(Chart and figure data)
****************************************

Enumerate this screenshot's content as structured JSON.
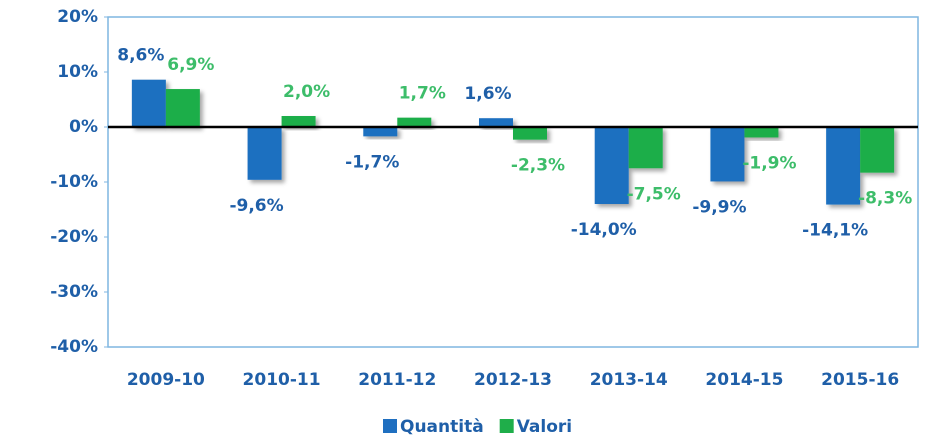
{
  "chart_data": {
    "type": "bar",
    "categories": [
      "2009-10",
      "2010-11",
      "2011-12",
      "2012-13",
      "2013-14",
      "2014-15",
      "2015-16"
    ],
    "series": [
      {
        "name": "Quantità",
        "color": "#1f6fc0",
        "label_color": "#1f5fa8",
        "values": [
          8.6,
          -9.6,
          -1.7,
          1.6,
          -14.0,
          -9.9,
          -14.1
        ],
        "value_labels": [
          "8,6%",
          "-9,6%",
          "-1,7%",
          "1,6%",
          "-14,0%",
          "-9,9%",
          "-14,1%"
        ]
      },
      {
        "name": "Valori",
        "color": "#1fae4a",
        "label_color": "#3dbd6a",
        "values": [
          6.9,
          2.0,
          1.7,
          -2.3,
          -7.5,
          -1.9,
          -8.3
        ],
        "value_labels": [
          "6,9%",
          "2,0%",
          "1,7%",
          "-2,3%",
          "-7,5%",
          "-1,9%",
          "-8,3%"
        ]
      }
    ],
    "ylim": [
      -40,
      20
    ],
    "yticks": [
      {
        "value": -40,
        "label": "-40%"
      },
      {
        "value": -30,
        "label": "-30%"
      },
      {
        "value": -20,
        "label": "-20%"
      },
      {
        "value": -10,
        "label": "-10%"
      },
      {
        "value": 0,
        "label": "0%"
      },
      {
        "value": 10,
        "label": "10%"
      },
      {
        "value": 20,
        "label": "20%"
      }
    ],
    "legend": "bottom"
  }
}
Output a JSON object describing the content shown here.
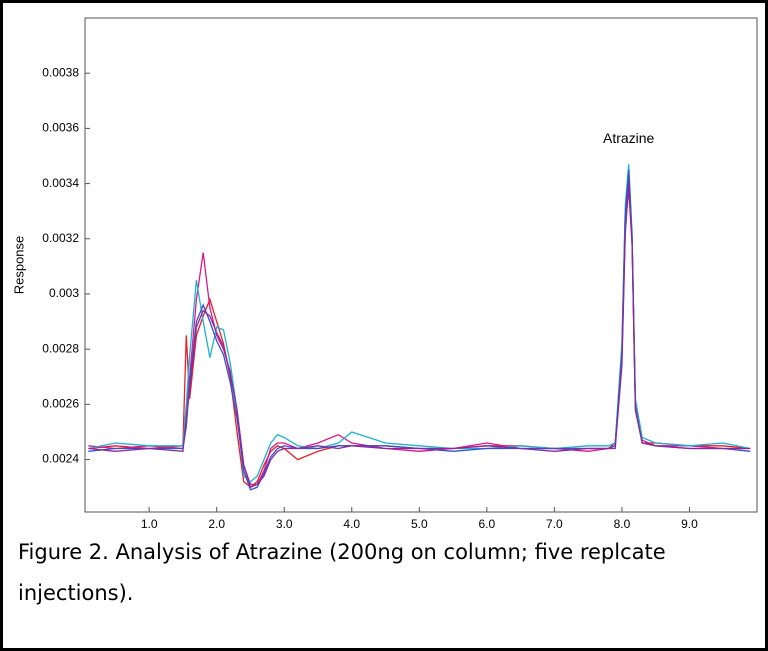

****************************************

**Task prompt**
Pull every line containing the word "content" out of the material and copy it.

**Written response**
Enumerate this screenshot's content as structured JSON.
Output a JSON object describing the content shown here.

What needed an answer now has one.